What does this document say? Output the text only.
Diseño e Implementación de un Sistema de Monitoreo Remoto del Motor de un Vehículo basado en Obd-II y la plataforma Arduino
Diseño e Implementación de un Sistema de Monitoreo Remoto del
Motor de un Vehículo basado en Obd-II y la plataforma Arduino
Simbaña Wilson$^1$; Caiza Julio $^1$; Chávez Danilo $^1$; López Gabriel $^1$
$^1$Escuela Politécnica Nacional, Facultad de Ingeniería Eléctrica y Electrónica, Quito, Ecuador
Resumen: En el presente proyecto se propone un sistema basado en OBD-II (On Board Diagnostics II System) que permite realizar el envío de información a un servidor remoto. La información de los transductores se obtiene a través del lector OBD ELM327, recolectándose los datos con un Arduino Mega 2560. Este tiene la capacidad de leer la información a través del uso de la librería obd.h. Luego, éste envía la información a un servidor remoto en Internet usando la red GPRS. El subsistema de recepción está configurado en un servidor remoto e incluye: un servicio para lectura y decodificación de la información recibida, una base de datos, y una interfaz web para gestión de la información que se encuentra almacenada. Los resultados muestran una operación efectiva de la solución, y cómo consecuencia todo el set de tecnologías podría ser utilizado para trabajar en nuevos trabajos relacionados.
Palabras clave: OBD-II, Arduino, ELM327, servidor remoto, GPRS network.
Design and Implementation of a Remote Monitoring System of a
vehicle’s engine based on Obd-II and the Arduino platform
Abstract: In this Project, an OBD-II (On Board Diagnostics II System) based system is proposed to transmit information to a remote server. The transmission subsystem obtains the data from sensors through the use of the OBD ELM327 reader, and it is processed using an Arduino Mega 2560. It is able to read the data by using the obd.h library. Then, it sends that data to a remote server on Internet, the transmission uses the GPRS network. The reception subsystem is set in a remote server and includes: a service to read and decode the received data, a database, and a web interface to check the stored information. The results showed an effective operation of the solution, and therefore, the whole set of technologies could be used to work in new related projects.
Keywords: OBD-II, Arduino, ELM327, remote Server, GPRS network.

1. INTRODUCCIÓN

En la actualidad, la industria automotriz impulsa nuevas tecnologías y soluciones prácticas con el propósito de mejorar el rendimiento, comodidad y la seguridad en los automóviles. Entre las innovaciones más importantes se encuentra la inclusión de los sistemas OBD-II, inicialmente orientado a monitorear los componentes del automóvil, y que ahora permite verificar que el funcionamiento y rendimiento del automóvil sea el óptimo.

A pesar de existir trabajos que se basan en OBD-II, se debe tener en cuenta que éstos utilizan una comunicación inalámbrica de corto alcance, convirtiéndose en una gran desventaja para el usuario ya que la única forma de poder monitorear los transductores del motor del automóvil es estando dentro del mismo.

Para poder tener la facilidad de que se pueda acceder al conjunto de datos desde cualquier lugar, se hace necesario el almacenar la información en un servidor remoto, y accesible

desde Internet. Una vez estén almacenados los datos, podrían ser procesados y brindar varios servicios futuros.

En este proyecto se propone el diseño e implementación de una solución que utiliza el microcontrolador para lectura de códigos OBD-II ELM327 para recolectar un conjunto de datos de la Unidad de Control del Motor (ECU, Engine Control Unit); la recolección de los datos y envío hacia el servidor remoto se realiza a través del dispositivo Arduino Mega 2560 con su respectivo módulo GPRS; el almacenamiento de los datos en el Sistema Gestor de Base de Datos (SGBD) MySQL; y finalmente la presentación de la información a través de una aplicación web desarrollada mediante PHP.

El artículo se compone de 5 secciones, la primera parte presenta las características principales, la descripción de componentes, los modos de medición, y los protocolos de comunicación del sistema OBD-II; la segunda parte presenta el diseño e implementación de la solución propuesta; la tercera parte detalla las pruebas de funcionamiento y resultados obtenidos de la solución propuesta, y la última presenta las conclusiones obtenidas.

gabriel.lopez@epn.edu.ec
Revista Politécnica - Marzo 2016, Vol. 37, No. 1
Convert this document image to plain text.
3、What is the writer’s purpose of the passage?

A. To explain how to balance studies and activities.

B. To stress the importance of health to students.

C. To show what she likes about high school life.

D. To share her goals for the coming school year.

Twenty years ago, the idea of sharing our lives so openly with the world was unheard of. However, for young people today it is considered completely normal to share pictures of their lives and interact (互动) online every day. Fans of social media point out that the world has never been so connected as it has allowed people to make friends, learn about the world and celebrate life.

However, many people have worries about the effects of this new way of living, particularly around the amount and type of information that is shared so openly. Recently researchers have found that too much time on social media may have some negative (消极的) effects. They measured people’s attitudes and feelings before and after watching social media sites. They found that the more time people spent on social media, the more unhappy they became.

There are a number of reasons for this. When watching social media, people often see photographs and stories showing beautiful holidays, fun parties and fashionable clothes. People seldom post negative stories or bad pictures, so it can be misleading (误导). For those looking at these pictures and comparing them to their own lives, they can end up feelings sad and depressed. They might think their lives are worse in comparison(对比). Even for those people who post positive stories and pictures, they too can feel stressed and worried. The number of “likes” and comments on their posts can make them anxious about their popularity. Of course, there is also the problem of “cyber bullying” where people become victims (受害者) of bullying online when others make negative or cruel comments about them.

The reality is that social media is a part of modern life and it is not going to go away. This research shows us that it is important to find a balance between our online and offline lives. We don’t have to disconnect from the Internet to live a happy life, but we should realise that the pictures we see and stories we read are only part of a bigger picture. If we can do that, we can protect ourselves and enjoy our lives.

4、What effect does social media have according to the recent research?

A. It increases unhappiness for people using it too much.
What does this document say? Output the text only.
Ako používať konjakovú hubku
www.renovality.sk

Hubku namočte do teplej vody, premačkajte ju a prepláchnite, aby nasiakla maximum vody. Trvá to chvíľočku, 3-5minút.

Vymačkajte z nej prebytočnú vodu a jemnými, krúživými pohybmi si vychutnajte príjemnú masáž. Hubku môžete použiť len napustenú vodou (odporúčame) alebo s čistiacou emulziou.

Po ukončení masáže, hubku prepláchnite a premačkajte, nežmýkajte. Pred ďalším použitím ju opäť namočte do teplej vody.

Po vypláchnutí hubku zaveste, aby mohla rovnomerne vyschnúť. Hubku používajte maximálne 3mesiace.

•••

Print back all the lines verbatim.

What does this document say? Output the text only.
Diseño e Implementación de un Sistema de Monitoreo Remoto del Motor de un Vehículo basado en Obd-II y la plataforma Arduino
Diseño e Implementación de un Sistema de Monitoreo Remoto del
Motor de un Vehículo basado en Obd-II y la plataforma Arduino
Simbaña Wilson$^1$; Caiza Julio $^1$; Chávez Danilo $^1$; López Gabriel $^1$
$^1$Escuela Politécnica Nacional, Facultad de Ingeniería Eléctrica y Electrónica, Quito, Ecuador
Resumen: En el presente proyecto se propone un sistema basado en OBD-II (On Board Diagnostics II System) que permite realizar el envío de información a un servidor remoto. La información de los transductores se obtiene a través del lector OBD ELM327, recolectándose los datos con un Arduino Mega 2560. Este tiene la capacidad de leer la información a través del uso de la librería obd.h. Luego, éste envía la información a un servidor remoto en Internet usando la red GPRS. El subsistema de recepción está configurado en un servidor remoto e incluye: un servicio para lectura y decodificación de la información recibida, una base de datos, y una interfaz web para gestión de la información que se encuentra almacenada. Los resultados muestran una operación efectiva de la solución, y cómo consecuencia todo el set de tecnologías podría ser utilizado para trabajar en nuevos trabajos relacionados.
Palabras clave: OBD-II, Arduino, ELM327, servidor remoto, GPRS network.
Design and Implementation of a Remote Monitoring System of a
vehicle’s engine based on Obd-II and the Arduino platform
Abstract: In this Project, an OBD-II (On Board Diagnostics II System) based system is proposed to transmit information to a remote server. The transmission subsystem obtains the data from sensors through the use of the OBD ELM327 reader, and it is processed using an Arduino Mega 2560. It is able to read the data by using the obd.h library. Then, it sends that data to a remote server on Internet, the transmission uses the GPRS network. The reception subsystem is set in a remote server and includes: a service to read and decode the received data, a database, and a web interface to check the stored information. The results showed an effective operation of the solution, and therefore, the whole set of technologies could be used to work in new related projects.
Keywords: OBD-II, Arduino, ELM327, remote Server, GPRS network.

1. INTRODUCCIÓN

En la actualidad, la industria automotriz impulsa nuevas tecnologías y soluciones prácticas con el propósito de mejorar el rendimiento, comodidad y la seguridad en los automóviles. Entre las innovaciones más importantes se encuentra la inclusión de los sistemas OBD-II, inicialmente orientado a monitorear los componentes del automóvil, y que ahora permite verificar que el funcionamiento y rendimiento del automóvil sea el óptimo.

A pesar de existir trabajos que se basan en OBD-II, se debe tener en cuenta que éstos utilizan una comunicación inalámbrica de corto alcance, convirtiéndose en una gran desventaja para el usuario ya que la única forma de poder monitorear los transductores del motor del automóvil es estando dentro del mismo.

Para poder tener la facilidad de que se pueda acceder al conjunto de datos desde cualquier lugar, se hace necesario el almacenar la información en un servidor remoto, y accesible

desde Internet. Una vez estén almacenados los datos, podrían ser procesados y brindar varios servicios futuros.

En este proyecto se propone el diseño e implementación de una solución que utiliza el microcontrolador para lectura de códigos OBD-II ELM327 para recolectar un conjunto de datos de la Unidad de Control del Motor (ECU, Engine Control Unit); la recolección de los datos y envío hacia el servidor remoto se realiza a través del dispositivo Arduino Mega 2560 con su respectivo módulo GPRS; el almacenamiento de los datos en el Sistema Gestor de Base de Datos (SGBD) MySQL; y finalmente la presentación de la información a través de una aplicación web desarrollada mediante PHP.

El artículo se compone de 5 secciones, la primera parte presenta las características principales, la descripción de componentes, los modos de medición, y los protocolos de comunicación del sistema OBD-II; la segunda parte presenta el diseño e implementación de la solución propuesta; la tercera parte detalla las pruebas de funcionamiento y resultados obtenidos de la solución propuesta, y la última presenta las conclusiones obtenidas.

gabriel.lopez@epn.edu.ec
Revista Politécnica - Marzo 2016, Vol. 37, No. 1
Convert this document image to plain text.
3、What is the writer’s purpose of the passage?

A. To explain how to balance studies and activities.

B. To stress the importance of health to students.

C. To show what she likes about high school life.

D. To share her goals for the coming school year.

Twenty years ago, the idea of sharing our lives so openly with the world was unheard of. However, for young people today it is considered completely normal to share pictures of their lives and interact (互动) online every day. Fans of social media point out that the world has never been so connected as it has allowed people to make friends, learn about the world and celebrate life.

However, many people have worries about the effects of this new way of living, particularly around the amount and type of information that is shared so openly. Recently researchers have found that too much time on social media may have some negative (消极的) effects. They measured people’s attitudes and feelings before and after watching social media sites. They found that the more time people spent on social media, the more unhappy they became.

There are a number of reasons for this. When watching social media, people often see photographs and stories showing beautiful holidays, fun parties and fashionable clothes. People seldom post negative stories or bad pictures, so it can be misleading (误导). For those looking at these pictures and comparing them to their own lives, they can end up feelings sad and depressed. They might think their lives are worse in comparison(对比). Even for those people who post positive stories and pictures, they too can feel stressed and worried. The number of “likes” and comments on their posts can make them anxious about their popularity. Of course, there is also the problem of “cyber bullying” where people become victims (受害者) of bullying online when others make negative or cruel comments about them.

The reality is that social media is a part of modern life and it is not going to go away. This research shows us that it is important to find a balance between our online and offline lives. We don’t have to disconnect from the Internet to live a happy life, but we should realise that the pictures we see and stories we read are only part of a bigger picture. If we can do that, we can protect ourselves and enjoy our lives.

4、What effect does social media have according to the recent research?

A. It increases unhappiness for people using it too much.
What does this document say? Output the text only.
Ako používať konjakovú hubku
www.renovality.sk

Hubku namočte do teplej vody, premačkajte ju a prepláchnite, aby nasiakla maximum vody. Trvá to chvíľočku, 3-5minút.

Vymačkajte z nej prebytočnú vodu a jemnými, krúživými pohybmi si vychutnajte príjemnú masáž. Hubku môžete použiť len napustenú vodou (odporúčame) alebo s čistiacou emulziou.

Po ukončení masáže, hubku prepláchnite a premačkajte, nežmýkajte. Pred ďalším použitím ju opäť namočte do teplej vody.

Po vypláchnutí hubku zaveste, aby mohla rovnomerne vyschnúť. Hubku používajte maximálne 3mesiace.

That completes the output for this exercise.